Output the data below in full, byte for byte. Nothing may differ.

--- BEGIN Data shown ---

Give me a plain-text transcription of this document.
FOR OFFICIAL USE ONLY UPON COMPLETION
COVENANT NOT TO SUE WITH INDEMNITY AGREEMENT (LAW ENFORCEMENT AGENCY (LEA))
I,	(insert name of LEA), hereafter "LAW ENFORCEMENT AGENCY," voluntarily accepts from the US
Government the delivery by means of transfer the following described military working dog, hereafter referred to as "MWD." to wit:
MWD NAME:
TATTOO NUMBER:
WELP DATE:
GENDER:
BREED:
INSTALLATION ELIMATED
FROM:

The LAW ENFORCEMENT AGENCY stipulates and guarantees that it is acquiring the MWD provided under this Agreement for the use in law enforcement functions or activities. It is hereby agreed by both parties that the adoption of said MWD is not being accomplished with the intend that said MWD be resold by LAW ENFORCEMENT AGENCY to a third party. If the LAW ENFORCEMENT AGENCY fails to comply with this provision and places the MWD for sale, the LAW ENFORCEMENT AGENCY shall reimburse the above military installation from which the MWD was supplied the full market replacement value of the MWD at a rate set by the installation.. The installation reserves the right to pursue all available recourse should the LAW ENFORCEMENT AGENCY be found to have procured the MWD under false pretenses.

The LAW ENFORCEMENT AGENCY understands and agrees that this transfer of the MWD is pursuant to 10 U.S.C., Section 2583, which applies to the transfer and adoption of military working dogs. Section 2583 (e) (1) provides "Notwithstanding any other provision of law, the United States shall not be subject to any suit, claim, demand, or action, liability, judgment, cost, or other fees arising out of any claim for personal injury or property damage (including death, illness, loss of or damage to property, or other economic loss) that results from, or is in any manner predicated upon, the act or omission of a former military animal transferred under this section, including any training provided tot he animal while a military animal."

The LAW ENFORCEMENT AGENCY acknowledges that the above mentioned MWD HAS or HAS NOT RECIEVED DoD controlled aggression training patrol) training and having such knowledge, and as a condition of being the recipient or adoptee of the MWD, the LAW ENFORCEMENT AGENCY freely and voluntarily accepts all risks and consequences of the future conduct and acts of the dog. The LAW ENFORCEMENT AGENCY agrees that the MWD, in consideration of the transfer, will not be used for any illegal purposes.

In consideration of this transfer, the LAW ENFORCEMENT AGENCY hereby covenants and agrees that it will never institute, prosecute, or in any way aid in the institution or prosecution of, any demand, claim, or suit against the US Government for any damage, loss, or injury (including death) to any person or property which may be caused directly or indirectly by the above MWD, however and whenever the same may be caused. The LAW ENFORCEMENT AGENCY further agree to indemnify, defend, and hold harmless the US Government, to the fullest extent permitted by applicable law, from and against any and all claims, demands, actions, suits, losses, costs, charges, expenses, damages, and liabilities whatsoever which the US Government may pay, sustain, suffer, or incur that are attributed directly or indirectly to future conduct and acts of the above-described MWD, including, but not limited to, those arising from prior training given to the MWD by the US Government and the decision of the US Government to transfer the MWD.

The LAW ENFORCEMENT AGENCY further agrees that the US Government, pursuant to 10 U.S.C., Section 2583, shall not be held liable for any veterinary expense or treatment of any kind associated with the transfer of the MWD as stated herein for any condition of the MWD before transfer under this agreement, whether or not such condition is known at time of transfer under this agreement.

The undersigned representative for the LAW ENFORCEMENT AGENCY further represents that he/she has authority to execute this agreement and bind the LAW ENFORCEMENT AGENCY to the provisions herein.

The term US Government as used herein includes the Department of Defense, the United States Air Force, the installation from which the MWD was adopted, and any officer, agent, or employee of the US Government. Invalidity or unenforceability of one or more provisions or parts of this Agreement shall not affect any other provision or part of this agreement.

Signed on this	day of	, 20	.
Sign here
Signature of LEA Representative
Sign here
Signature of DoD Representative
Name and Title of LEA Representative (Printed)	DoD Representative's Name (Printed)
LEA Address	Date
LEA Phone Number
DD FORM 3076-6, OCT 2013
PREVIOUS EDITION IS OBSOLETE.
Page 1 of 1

--- END Data shown ---

• Final result:
Give me a plain-text transcription of this document.
FOR OFFICIAL USE ONLY UPON COMPLETION
COVENANT NOT TO SUE WITH INDEMNITY AGREEMENT (LAW ENFORCEMENT AGENCY (LEA))
I,	(insert name of LEA), hereafter "LAW ENFORCEMENT AGENCY," voluntarily accepts from the US
Government the delivery by means of transfer the following described military working dog, hereafter referred to as "MWD." to wit:
MWD NAME:
TATTOO NUMBER:
WELP DATE:
GENDER:
BREED:
INSTALLATION ELIMATED
FROM:

The LAW ENFORCEMENT AGENCY stipulates and guarantees that it is acquiring the MWD provided under this Agreement for the use in law enforcement functions or activities. It is hereby agreed by both parties that the adoption of said MWD is not being accomplished with the intend that said MWD be resold by LAW ENFORCEMENT AGENCY to a third party. If the LAW ENFORCEMENT AGENCY fails to comply with this provision and places the MWD for sale, the LAW ENFORCEMENT AGENCY shall reimburse the above military installation from which the MWD was supplied the full market replacement value of the MWD at a rate set by the installation.. The installation reserves the right to pursue all available recourse should the LAW ENFORCEMENT AGENCY be found to have procured the MWD under false pretenses.

The LAW ENFORCEMENT AGENCY understands and agrees that this transfer of the MWD is pursuant to 10 U.S.C., Section 2583, which applies to the transfer and adoption of military working dogs. Section 2583 (e) (1) provides "Notwithstanding any other provision of law, the United States shall not be subject to any suit, claim, demand, or action, liability, judgment, cost, or other fees arising out of any claim for personal injury or property damage (including death, illness, loss of or damage to property, or other economic loss) that results from, or is in any manner predicated upon, the act or omission of a former military animal transferred under this section, including any training provided tot he animal while a military animal."

The LAW ENFORCEMENT AGENCY acknowledges that the above mentioned MWD HAS or HAS NOT RECIEVED DoD controlled aggression training patrol) training and having such knowledge, and as a condition of being the recipient or adoptee of the MWD, the LAW ENFORCEMENT AGENCY freely and voluntarily accepts all risks and consequences of the future conduct and acts of the dog. The LAW ENFORCEMENT AGENCY agrees that the MWD, in consideration of the transfer, will not be used for any illegal purposes.

In consideration of this transfer, the LAW ENFORCEMENT AGENCY hereby covenants and agrees that it will never institute, prosecute, or in any way aid in the institution or prosecution of, any demand, claim, or suit against the US Government for any damage, loss, or injury (including death) to any person or property which may be caused directly or indirectly by the above MWD, however and whenever the same may be caused. The LAW ENFORCEMENT AGENCY further agree to indemnify, defend, and hold harmless the US Government, to the fullest extent permitted by applicable law, from and against any and all claims, demands, actions, suits, losses, costs, charges, expenses, damages, and liabilities whatsoever which the US Government may pay, sustain, suffer, or incur that are attributed directly or indirectly to future conduct and acts of the above-described MWD, including, but not limited to, those arising from prior training given to the MWD by the US Government and the decision of the US Government to transfer the MWD.

The LAW ENFORCEMENT AGENCY further agrees that the US Government, pursuant to 10 U.S.C., Section 2583, shall not be held liable for any veterinary expense or treatment of any kind associated with the transfer of the MWD as stated herein for any condition of the MWD before transfer under this agreement, whether or not such condition is known at time of transfer under this agreement.

The undersigned representative for the LAW ENFORCEMENT AGENCY further represents that he/she has authority to execute this agreement and bind the LAW ENFORCEMENT AGENCY to the provisions herein.

The term US Government as used herein includes the Department of Defense, the United States Air Force, the installation from which the MWD was adopted, and any officer, agent, or employee of the US Government. Invalidity or unenforceability of one or more provisions or parts of this Agreement shall not affect any other provision or part of this agreement.

Signed on this	day of	, 20	.
Sign here
Signature of LEA Representative
Sign here
Signature of DoD Representative
Name and Title of LEA Representative (Printed)	DoD Representative's Name (Printed)
LEA Address	Date
LEA Phone Number
DD FORM 3076-6, OCT 2013
PREVIOUS EDITION IS OBSOLETE.
Page 1 of 1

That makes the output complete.